> [Your objective] Only the pictures are to be left out; set down the rest of the records exactly.

─── Provided data

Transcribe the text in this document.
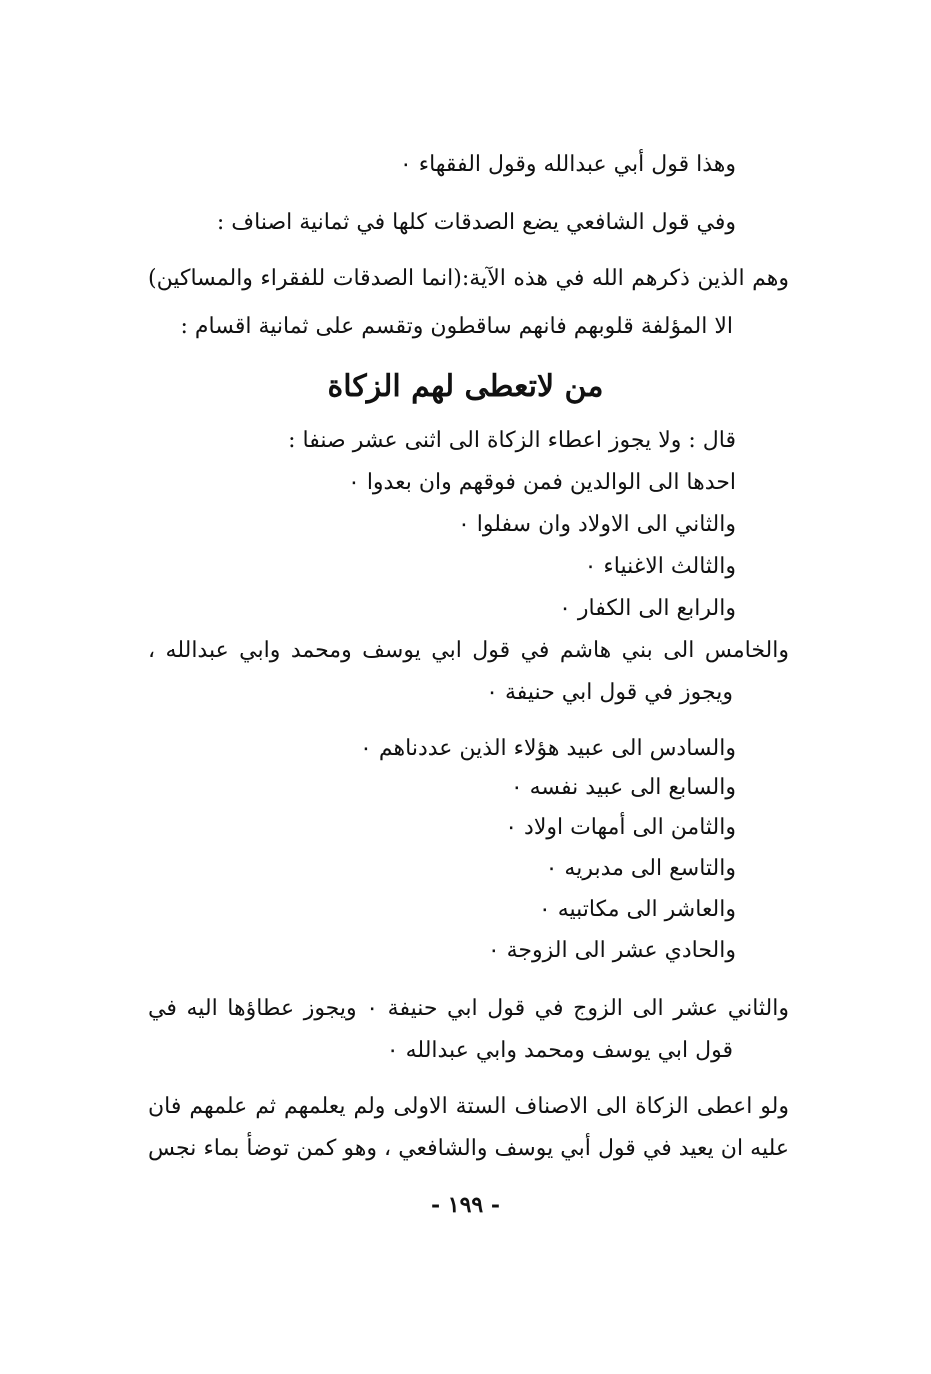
وهذا قول أبي عبدالله وقول الفقهاء ٠
وفي قول الشافعي يضع الصدقات كلها في ثمانية اصناف :
وهم الذين ذكرهم الله في هذه الآية:(انما الصدقات للفقراء والمساكين)
الا المؤلفة قلوبهم فانهم ساقطون وتقسم على ثمانية اقسام :
من لاتعطى لهم الزكاة
قال : ولا يجوز اعطاء الزكاة الى اثنى عشر صنفا :
احدها الى الوالدين فمن فوقهم وان بعدوا ٠
والثاني الى الاولاد وان سفلوا ٠
والثالث الاغنياء ٠
والرابع الى الكفار ٠
والخامس الى بني هاشم في قول ابي يوسف ومحمد وابي عبدالله ،
ويجوز في قول ابي حنيفة ٠
والسادس الى عبيد هؤلاء الذين عددناهم ٠
والسابع الى عبيد نفسه ٠
والثامن الى أمهات اولاد ٠
والتاسع الى مدبريه ٠
والعاشر الى مكاتبيه ٠
والحادي عشر الى الزوجة ٠
والثاني عشر الى الزوج في قول ابي حنيفة ٠ ويجوز عطاؤها اليه في
قول ابي يوسف ومحمد وابي عبدالله ٠
ولو اعطى الزكاة الى الاصناف الستة الاولى ولم يعلمهم ثم علمهم فان
عليه ان يعيد في قول أبي يوسف والشافعي ، وهو كمن توضأ بماء نجس
- ١٩٩ -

──────

> [Solved problem]
Transcribe the text in this document.
وهذا قول أبي عبدالله وقول الفقهاء ٠
وفي قول الشافعي يضع الصدقات كلها في ثمانية اصناف :
وهم الذين ذكرهم الله في هذه الآية:(انما الصدقات للفقراء والمساكين)
الا المؤلفة قلوبهم فانهم ساقطون وتقسم على ثمانية اقسام :
من لاتعطى لهم الزكاة
قال : ولا يجوز اعطاء الزكاة الى اثنى عشر صنفا :
احدها الى الوالدين فمن فوقهم وان بعدوا ٠
والثاني الى الاولاد وان سفلوا ٠
والثالث الاغنياء ٠
والرابع الى الكفار ٠
والخامس الى بني هاشم في قول ابي يوسف ومحمد وابي عبدالله ،
ويجوز في قول ابي حنيفة ٠
والسادس الى عبيد هؤلاء الذين عددناهم ٠
والسابع الى عبيد نفسه ٠
والثامن الى أمهات اولاد ٠
والتاسع الى مدبريه ٠
والعاشر الى مكاتبيه ٠
والحادي عشر الى الزوجة ٠
والثاني عشر الى الزوج في قول ابي حنيفة ٠ ويجوز عطاؤها اليه في
قول ابي يوسف ومحمد وابي عبدالله ٠
ولو اعطى الزكاة الى الاصناف الستة الاولى ولم يعلمهم ثم علمهم فان
عليه ان يعيد في قول أبي يوسف والشافعي ، وهو كمن توضأ بماء نجس
- ١٩٩ -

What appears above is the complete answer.